[A run of records]
□ □ □ □ □ □ □
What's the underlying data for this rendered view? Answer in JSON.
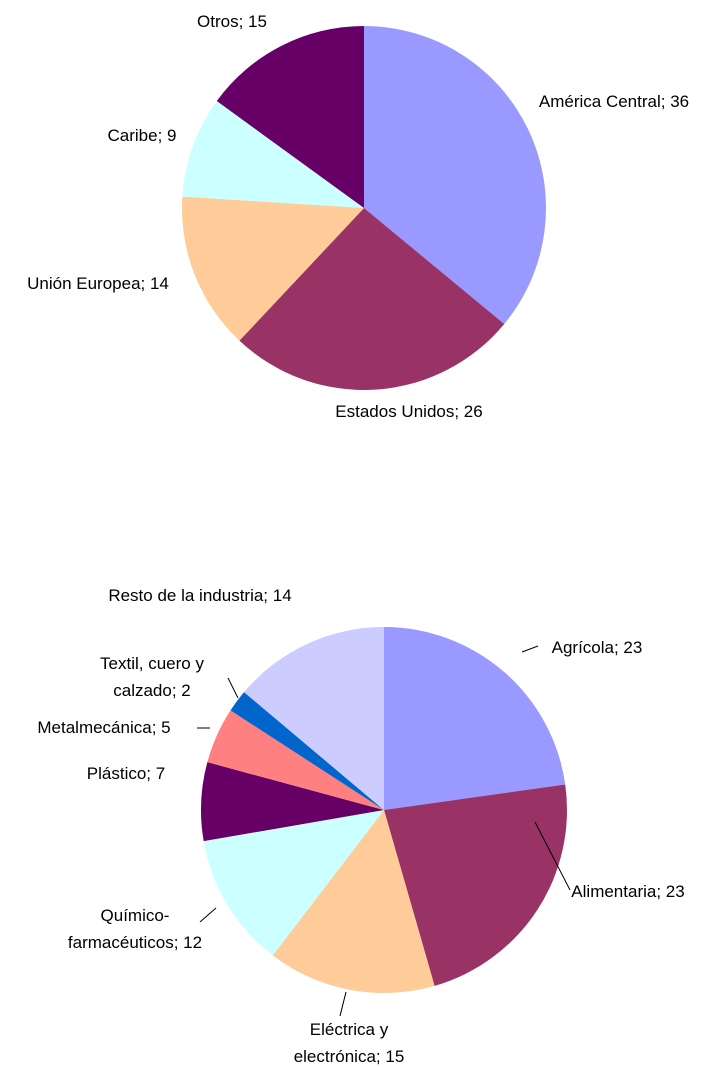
{
  "chart_data": [
    {
      "type": "pie",
      "value_labels": [
        "América Central; 36",
        "Estados Unidos; 26",
        "Unión Europea; 14",
        "Caribe; 9",
        "Otros; 15"
      ],
      "values": [
        36,
        26,
        14,
        9,
        15
      ],
      "colors": [
        "#9999ff",
        "#993366",
        "#ffcc99",
        "#ccffff",
        "#660066"
      ]
    },
    {
      "type": "pie",
      "value_labels": [
        "Agrícola; 23",
        "Alimentaria; 23",
        "Eléctrica y electrónica; 15",
        "Químico-farmacéuticos; 12",
        "Plástico; 7",
        "Metalmecánica; 5",
        "Textil, cuero y calzado; 2",
        "Resto de la industria; 14"
      ],
      "values": [
        23,
        23,
        15,
        12,
        7,
        5,
        2,
        14
      ],
      "colors": [
        "#9999ff",
        "#993366",
        "#ffcc99",
        "#ccffff",
        "#660066",
        "#ff8080",
        "#0066cc",
        "#ccccff"
      ]
    }
  ]
}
□ □ □ □ □ □ □
Quote all the records verbatim, dropping any pictures from your copy.

• Answer below:
What's the underlying data for this rendered view? Answer in JSON.
{
  "chart_data": [
    {
      "type": "pie",
      "value_labels": [
        "América Central; 36",
        "Estados Unidos; 26",
        "Unión Europea; 14",
        "Caribe; 9",
        "Otros; 15"
      ],
      "values": [
        36,
        26,
        14,
        9,
        15
      ],
      "colors": [
        "#9999ff",
        "#993366",
        "#ffcc99",
        "#ccffff",
        "#660066"
      ]
    },
    {
      "type": "pie",
      "value_labels": [
        "Agrícola; 23",
        "Alimentaria; 23",
        "Eléctrica y electrónica; 15",
        "Químico-farmacéuticos; 12",
        "Plástico; 7",
        "Metalmecánica; 5",
        "Textil, cuero y calzado; 2",
        "Resto de la industria; 14"
      ],
      "values": [
        23,
        23,
        15,
        12,
        7,
        5,
        2,
        14
      ],
      "colors": [
        "#9999ff",
        "#993366",
        "#ffcc99",
        "#ccffff",
        "#660066",
        "#ff8080",
        "#0066cc",
        "#ccccff"
      ]
    }
  ]
}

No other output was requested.